(Element position data)

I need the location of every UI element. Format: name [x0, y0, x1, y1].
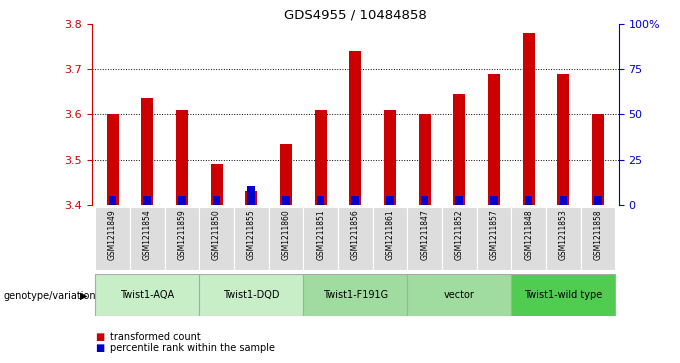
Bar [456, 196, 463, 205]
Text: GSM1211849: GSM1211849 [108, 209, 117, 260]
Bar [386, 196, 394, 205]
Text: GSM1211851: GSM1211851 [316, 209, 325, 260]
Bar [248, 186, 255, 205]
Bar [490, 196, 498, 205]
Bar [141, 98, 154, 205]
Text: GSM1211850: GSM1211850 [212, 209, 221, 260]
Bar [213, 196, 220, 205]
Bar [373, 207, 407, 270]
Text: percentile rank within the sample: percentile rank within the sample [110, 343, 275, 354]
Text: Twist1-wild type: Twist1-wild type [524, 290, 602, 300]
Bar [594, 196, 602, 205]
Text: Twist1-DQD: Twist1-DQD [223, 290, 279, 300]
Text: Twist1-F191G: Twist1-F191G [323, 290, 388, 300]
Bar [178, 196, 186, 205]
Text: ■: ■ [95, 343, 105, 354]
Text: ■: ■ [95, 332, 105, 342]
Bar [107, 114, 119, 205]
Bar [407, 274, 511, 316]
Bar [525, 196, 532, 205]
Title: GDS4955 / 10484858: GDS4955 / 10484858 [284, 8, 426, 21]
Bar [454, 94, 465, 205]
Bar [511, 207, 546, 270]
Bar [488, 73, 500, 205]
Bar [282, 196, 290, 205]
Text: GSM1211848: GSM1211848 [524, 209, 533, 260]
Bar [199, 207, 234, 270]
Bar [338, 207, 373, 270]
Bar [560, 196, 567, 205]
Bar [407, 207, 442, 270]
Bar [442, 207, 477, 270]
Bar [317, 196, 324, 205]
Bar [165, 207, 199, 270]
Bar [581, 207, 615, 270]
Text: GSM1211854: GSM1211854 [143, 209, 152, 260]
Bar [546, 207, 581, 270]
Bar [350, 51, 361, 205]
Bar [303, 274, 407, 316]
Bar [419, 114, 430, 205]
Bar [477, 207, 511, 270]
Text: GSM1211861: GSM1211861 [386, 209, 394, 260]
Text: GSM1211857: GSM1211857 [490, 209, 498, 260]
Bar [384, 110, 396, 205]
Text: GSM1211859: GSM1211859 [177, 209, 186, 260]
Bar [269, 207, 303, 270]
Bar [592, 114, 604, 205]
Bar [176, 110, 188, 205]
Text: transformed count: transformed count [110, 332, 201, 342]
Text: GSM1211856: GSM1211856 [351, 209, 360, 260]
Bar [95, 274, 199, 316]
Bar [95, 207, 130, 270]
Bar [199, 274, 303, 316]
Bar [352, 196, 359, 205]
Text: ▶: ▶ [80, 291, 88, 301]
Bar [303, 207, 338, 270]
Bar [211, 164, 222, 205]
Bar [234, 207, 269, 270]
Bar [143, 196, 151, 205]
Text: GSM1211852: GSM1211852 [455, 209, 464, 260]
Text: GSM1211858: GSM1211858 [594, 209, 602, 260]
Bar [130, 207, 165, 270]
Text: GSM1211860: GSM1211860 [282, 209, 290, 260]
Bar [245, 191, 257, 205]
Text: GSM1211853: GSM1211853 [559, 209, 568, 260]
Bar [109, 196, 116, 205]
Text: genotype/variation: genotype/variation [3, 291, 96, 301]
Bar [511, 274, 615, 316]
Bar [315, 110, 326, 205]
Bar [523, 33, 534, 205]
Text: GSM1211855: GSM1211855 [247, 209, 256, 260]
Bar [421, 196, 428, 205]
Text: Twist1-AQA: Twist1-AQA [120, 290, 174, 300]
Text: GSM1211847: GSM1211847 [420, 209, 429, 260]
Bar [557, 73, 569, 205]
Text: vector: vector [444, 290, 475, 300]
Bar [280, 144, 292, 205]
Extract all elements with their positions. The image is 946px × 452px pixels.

• **What to produce**
Retype every line of the listing above without any changes, leaving out the picture.

• **Response to the task**
I need the location of every UI element. Format: name [x0, y0, x1, y1].
Bar [456, 196, 463, 205]
Text: GSM1211849: GSM1211849 [108, 209, 117, 260]
Bar [386, 196, 394, 205]
Text: GSM1211851: GSM1211851 [316, 209, 325, 260]
Bar [248, 186, 255, 205]
Bar [490, 196, 498, 205]
Bar [141, 98, 154, 205]
Text: GSM1211850: GSM1211850 [212, 209, 221, 260]
Bar [213, 196, 220, 205]
Bar [373, 207, 407, 270]
Text: percentile rank within the sample: percentile rank within the sample [110, 343, 275, 354]
Text: Twist1-wild type: Twist1-wild type [524, 290, 602, 300]
Bar [594, 196, 602, 205]
Text: Twist1-DQD: Twist1-DQD [223, 290, 279, 300]
Text: Twist1-F191G: Twist1-F191G [323, 290, 388, 300]
Bar [178, 196, 186, 205]
Text: ■: ■ [95, 343, 105, 354]
Text: ■: ■ [95, 332, 105, 342]
Bar [107, 114, 119, 205]
Bar [407, 274, 511, 316]
Bar [525, 196, 532, 205]
Title: GDS4955 / 10484858: GDS4955 / 10484858 [284, 8, 426, 21]
Bar [454, 94, 465, 205]
Bar [511, 207, 546, 270]
Bar [488, 73, 500, 205]
Bar [282, 196, 290, 205]
Text: GSM1211848: GSM1211848 [524, 209, 533, 260]
Bar [199, 207, 234, 270]
Bar [338, 207, 373, 270]
Bar [560, 196, 567, 205]
Bar [407, 207, 442, 270]
Bar [442, 207, 477, 270]
Bar [317, 196, 324, 205]
Bar [165, 207, 199, 270]
Bar [581, 207, 615, 270]
Text: GSM1211854: GSM1211854 [143, 209, 152, 260]
Bar [546, 207, 581, 270]
Bar [350, 51, 361, 205]
Bar [303, 274, 407, 316]
Bar [419, 114, 430, 205]
Bar [477, 207, 511, 270]
Text: GSM1211861: GSM1211861 [386, 209, 394, 260]
Text: GSM1211857: GSM1211857 [490, 209, 498, 260]
Bar [384, 110, 396, 205]
Text: GSM1211859: GSM1211859 [177, 209, 186, 260]
Bar [269, 207, 303, 270]
Bar [592, 114, 604, 205]
Bar [176, 110, 188, 205]
Text: transformed count: transformed count [110, 332, 201, 342]
Text: GSM1211856: GSM1211856 [351, 209, 360, 260]
Bar [95, 274, 199, 316]
Bar [95, 207, 130, 270]
Bar [199, 274, 303, 316]
Bar [352, 196, 359, 205]
Text: ▶: ▶ [80, 291, 88, 301]
Bar [303, 207, 338, 270]
Bar [211, 164, 222, 205]
Bar [234, 207, 269, 270]
Bar [143, 196, 151, 205]
Text: GSM1211852: GSM1211852 [455, 209, 464, 260]
Text: GSM1211858: GSM1211858 [594, 209, 602, 260]
Bar [130, 207, 165, 270]
Text: GSM1211860: GSM1211860 [282, 209, 290, 260]
Bar [245, 191, 257, 205]
Text: GSM1211853: GSM1211853 [559, 209, 568, 260]
Bar [109, 196, 116, 205]
Text: genotype/variation: genotype/variation [3, 291, 96, 301]
Bar [511, 274, 615, 316]
Bar [315, 110, 326, 205]
Bar [523, 33, 534, 205]
Text: GSM1211855: GSM1211855 [247, 209, 256, 260]
Bar [421, 196, 428, 205]
Text: Twist1-AQA: Twist1-AQA [120, 290, 174, 300]
Text: GSM1211847: GSM1211847 [420, 209, 429, 260]
Bar [557, 73, 569, 205]
Text: vector: vector [444, 290, 475, 300]
Bar [280, 144, 292, 205]
Extract all elements with their positions. The image is 946px × 452px pixels.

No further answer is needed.